= Rows =
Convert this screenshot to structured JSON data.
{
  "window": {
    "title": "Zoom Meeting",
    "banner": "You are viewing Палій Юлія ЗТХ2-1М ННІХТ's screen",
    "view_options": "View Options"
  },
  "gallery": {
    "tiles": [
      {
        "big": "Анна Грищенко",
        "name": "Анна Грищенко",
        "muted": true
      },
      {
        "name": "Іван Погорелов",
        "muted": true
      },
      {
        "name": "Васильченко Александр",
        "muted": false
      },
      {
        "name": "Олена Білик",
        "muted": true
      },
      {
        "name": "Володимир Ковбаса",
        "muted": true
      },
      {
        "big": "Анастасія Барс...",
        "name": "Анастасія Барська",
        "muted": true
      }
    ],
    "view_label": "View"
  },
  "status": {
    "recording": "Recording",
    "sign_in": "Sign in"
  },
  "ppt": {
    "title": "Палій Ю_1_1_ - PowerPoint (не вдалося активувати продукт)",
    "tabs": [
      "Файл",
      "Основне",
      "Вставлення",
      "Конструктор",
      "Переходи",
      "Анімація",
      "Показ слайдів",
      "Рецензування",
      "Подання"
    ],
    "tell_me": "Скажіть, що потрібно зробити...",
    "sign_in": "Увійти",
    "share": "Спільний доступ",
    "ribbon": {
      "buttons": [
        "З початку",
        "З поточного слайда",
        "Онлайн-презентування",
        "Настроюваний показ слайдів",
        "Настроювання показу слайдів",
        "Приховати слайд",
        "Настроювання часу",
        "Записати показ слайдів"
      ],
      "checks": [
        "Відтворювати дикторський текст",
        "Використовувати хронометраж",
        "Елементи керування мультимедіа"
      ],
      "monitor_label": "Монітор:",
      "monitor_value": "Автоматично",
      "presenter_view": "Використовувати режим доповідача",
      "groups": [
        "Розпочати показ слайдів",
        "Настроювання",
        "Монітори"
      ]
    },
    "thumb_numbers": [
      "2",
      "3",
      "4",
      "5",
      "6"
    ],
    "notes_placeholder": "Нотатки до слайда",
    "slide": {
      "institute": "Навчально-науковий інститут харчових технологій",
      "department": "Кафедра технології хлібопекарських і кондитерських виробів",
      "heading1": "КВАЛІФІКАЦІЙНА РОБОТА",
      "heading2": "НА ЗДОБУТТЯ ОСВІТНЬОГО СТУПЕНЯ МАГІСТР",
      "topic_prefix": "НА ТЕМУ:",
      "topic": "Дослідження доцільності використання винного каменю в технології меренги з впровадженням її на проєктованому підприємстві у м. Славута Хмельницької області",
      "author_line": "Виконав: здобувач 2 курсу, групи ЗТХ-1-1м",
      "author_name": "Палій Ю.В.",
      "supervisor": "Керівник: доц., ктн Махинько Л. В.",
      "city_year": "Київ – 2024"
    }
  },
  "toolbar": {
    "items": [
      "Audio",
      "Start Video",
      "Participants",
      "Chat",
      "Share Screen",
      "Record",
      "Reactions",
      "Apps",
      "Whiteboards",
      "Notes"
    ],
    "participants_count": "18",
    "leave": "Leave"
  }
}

= Task prompt =
Go through the listing and print each line exactly as it appears.

= Answer to the task =
Convert this screenshot to structured JSON data.
{
  "window": {
    "title": "Zoom Meeting",
    "banner": "You are viewing Палій Юлія ЗТХ2-1М ННІХТ's screen",
    "view_options": "View Options"
  },
  "gallery": {
    "tiles": [
      {
        "big": "Анна Грищенко",
        "name": "Анна Грищенко",
        "muted": true
      },
      {
        "name": "Іван Погорелов",
        "muted": true
      },
      {
        "name": "Васильченко Александр",
        "muted": false
      },
      {
        "name": "Олена Білик",
        "muted": true
      },
      {
        "name": "Володимир Ковбаса",
        "muted": true
      },
      {
        "big": "Анастасія Барс...",
        "name": "Анастасія Барська",
        "muted": true
      }
    ],
    "view_label": "View"
  },
  "status": {
    "recording": "Recording",
    "sign_in": "Sign in"
  },
  "ppt": {
    "title": "Палій Ю_1_1_ - PowerPoint (не вдалося активувати продукт)",
    "tabs": [
      "Файл",
      "Основне",
      "Вставлення",
      "Конструктор",
      "Переходи",
      "Анімація",
      "Показ слайдів",
      "Рецензування",
      "Подання"
    ],
    "tell_me": "Скажіть, що потрібно зробити...",
    "sign_in": "Увійти",
    "share": "Спільний доступ",
    "ribbon": {
      "buttons": [
        "З початку",
        "З поточного слайда",
        "Онлайн-презентування",
        "Настроюваний показ слайдів",
        "Настроювання показу слайдів",
        "Приховати слайд",
        "Настроювання часу",
        "Записати показ слайдів"
      ],
      "checks": [
        "Відтворювати дикторський текст",
        "Використовувати хронометраж",
        "Елементи керування мультимедіа"
      ],
      "monitor_label": "Монітор:",
      "monitor_value": "Автоматично",
      "presenter_view": "Використовувати режим доповідача",
      "groups": [
        "Розпочати показ слайдів",
        "Настроювання",
        "Монітори"
      ]
    },
    "thumb_numbers": [
      "2",
      "3",
      "4",
      "5",
      "6"
    ],
    "notes_placeholder": "Нотатки до слайда",
    "slide": {
      "institute": "Навчально-науковий інститут харчових технологій",
      "department": "Кафедра технології хлібопекарських і кондитерських виробів",
      "heading1": "КВАЛІФІКАЦІЙНА РОБОТА",
      "heading2": "НА ЗДОБУТТЯ ОСВІТНЬОГО СТУПЕНЯ МАГІСТР",
      "topic_prefix": "НА ТЕМУ:",
      "topic": "Дослідження доцільності використання винного каменю в технології меренги з впровадженням її на проєктованому підприємстві у м. Славута Хмельницької області",
      "author_line": "Виконав: здобувач 2 курсу, групи ЗТХ-1-1м",
      "author_name": "Палій Ю.В.",
      "supervisor": "Керівник: доц., ктн Махинько Л. В.",
      "city_year": "Київ – 2024"
    }
  },
  "toolbar": {
    "items": [
      "Audio",
      "Start Video",
      "Participants",
      "Chat",
      "Share Screen",
      "Record",
      "Reactions",
      "Apps",
      "Whiteboards",
      "Notes"
    ],
    "participants_count": "18",
    "leave": "Leave"
  }
}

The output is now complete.